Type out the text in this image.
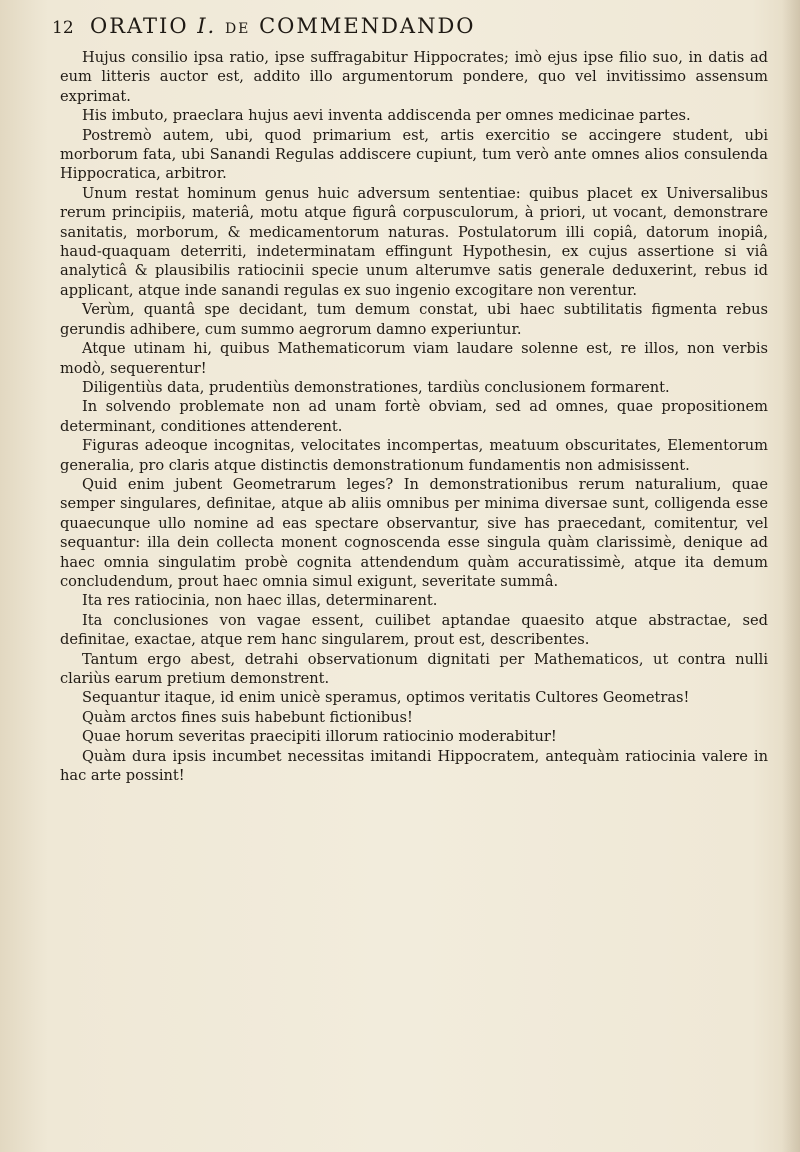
12 ORATIO I. DE COMMENDANDO

Hujus consilio ipsa ratio, ipse suffragabitur Hippocrates; imò ejus ipse filio suo, in datis ad eum litteris auctor est, addito illo argumentorum pondere, quo vel invitissimo assensum exprimat.

His imbuto, praeclara hujus aevi inventa addiscenda per omnes medicinae partes.

Postremò autem, ubi, quod primarium est, artis exercitio se accingere student, ubi morborum fata, ubi Sanandi Regulas addiscere cupiunt, tum verò ante omnes alios consulenda Hippocratica, arbitror.

Unum restat hominum genus huic adversum sententiae: quibus placet ex Universalibus rerum principiis, materiâ, motu atque figurâ corpusculorum, à priori, ut vocant, demonstrare sanitatis, morborum, & medicamentorum naturas. Postulatorum illi copiâ, datorum inopiâ, haud-quaquam deterriti, indeterminatam effingunt Hypothesin, ex cujus assertione si viâ analyticâ & plausibilis ratiocinii specie unum alterumve satis generale deduxerint, rebus id applicant, atque inde sanandi regulas ex suo ingenio excogitare non verentur.

Verùm, quantâ spe decidant, tum demum constat, ubi haec subtilitatis figmenta rebus gerundis adhibere, cum summo aegrorum damno experiuntur.

Atque utinam hi, quibus Mathematicorum viam laudare solenne est, re illos, non verbis modò, sequerentur!

Diligentiùs data, prudentiùs demonstrationes, tardiùs conclusionem formarent.

In solvendo problemate non ad unam fortè obviam, sed ad omnes, quae propositionem determinant, conditiones attenderent.

Figuras adeoque incognitas, velocitates incompertas, meatuum obscuritates, Elementorum generalia, pro claris atque distinctis demonstrationum fundamentis non admisissent.

Quid enim jubent Geometrarum leges? In demonstrationibus rerum naturalium, quae semper singulares, definitae, atque ab aliis omnibus per minima diversae sunt, colligenda esse quaecunque ullo nomine ad eas spectare observantur, sive has praecedant, comitentur, vel sequantur: illa dein collecta monent cognoscenda esse singula quàm clarissimè, denique ad haec omnia singulatim probè cognita attendendum quàm accuratissimè, atque ita demum concludendum, prout haec omnia simul exigunt, severitate summâ.

Ita res ratiocinia, non haec illas, determinarent.

Ita conclusiones von vagae essent, cuilibet aptandae quaesito atque abstractae, sed definitae, exactae, atque rem hanc singularem, prout est, describentes.

Tantum ergo abest, detrahi observationum dignitati per Mathematicos, ut contra nulli clariùs earum pretium demonstrent.

Sequantur itaque, id enim unicè speramus, optimos veritatis Cultores Geometras!

Quàm arctos fines suis habebunt fictionibus!

Quae horum severitas praecipiti illorum ratiocinio moderabitur!

Quàm dura ipsis incumbet necessitas imitandi Hippocratem, antequàm ratiocinia valere in hac arte possint!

◆ ◆ ◆ ◆ ◆

• Exercise details: Leave out the pictures and transcribe the entries above exactly.

• Response:
Type out the text in this image.
12 ORATIO I. DE COMMENDANDO

Hujus consilio ipsa ratio, ipse suffragabitur Hippocrates; imò ejus ipse filio suo, in datis ad eum litteris auctor est, addito illo argumentorum pondere, quo vel invitissimo assensum exprimat.

His imbuto, praeclara hujus aevi inventa addiscenda per omnes medicinae partes.

Postremò autem, ubi, quod primarium est, artis exercitio se accingere student, ubi morborum fata, ubi Sanandi Regulas addiscere cupiunt, tum verò ante omnes alios consulenda Hippocratica, arbitror.

Unum restat hominum genus huic adversum sententiae: quibus placet ex Universalibus rerum principiis, materiâ, motu atque figurâ corpusculorum, à priori, ut vocant, demonstrare sanitatis, morborum, & medicamentorum naturas. Postulatorum illi copiâ, datorum inopiâ, haud-quaquam deterriti, indeterminatam effingunt Hypothesin, ex cujus assertione si viâ analyticâ & plausibilis ratiocinii specie unum alterumve satis generale deduxerint, rebus id applicant, atque inde sanandi regulas ex suo ingenio excogitare non verentur.

Verùm, quantâ spe decidant, tum demum constat, ubi haec subtilitatis figmenta rebus gerundis adhibere, cum summo aegrorum damno experiuntur.

Atque utinam hi, quibus Mathematicorum viam laudare solenne est, re illos, non verbis modò, sequerentur!

Diligentiùs data, prudentiùs demonstrationes, tardiùs conclusionem formarent.

In solvendo problemate non ad unam fortè obviam, sed ad omnes, quae propositionem determinant, conditiones attenderent.

Figuras adeoque incognitas, velocitates incompertas, meatuum obscuritates, Elementorum generalia, pro claris atque distinctis demonstrationum fundamentis non admisissent.

Quid enim jubent Geometrarum leges? In demonstrationibus rerum naturalium, quae semper singulares, definitae, atque ab aliis omnibus per minima diversae sunt, colligenda esse quaecunque ullo nomine ad eas spectare observantur, sive has praecedant, comitentur, vel sequantur: illa dein collecta monent cognoscenda esse singula quàm clarissimè, denique ad haec omnia singulatim probè cognita attendendum quàm accuratissimè, atque ita demum concludendum, prout haec omnia simul exigunt, severitate summâ.

Ita res ratiocinia, non haec illas, determinarent.

Ita conclusiones von vagae essent, cuilibet aptandae quaesito atque abstractae, sed definitae, exactae, atque rem hanc singularem, prout est, describentes.

Tantum ergo abest, detrahi observationum dignitati per Mathematicos, ut contra nulli clariùs earum pretium demonstrent.

Sequantur itaque, id enim unicè speramus, optimos veritatis Cultores Geometras!

Quàm arctos fines suis habebunt fictionibus!

Quae horum severitas praecipiti illorum ratiocinio moderabitur!

Quàm dura ipsis incumbet necessitas imitandi Hippocratem, antequàm ratiocinia valere in hac arte possint!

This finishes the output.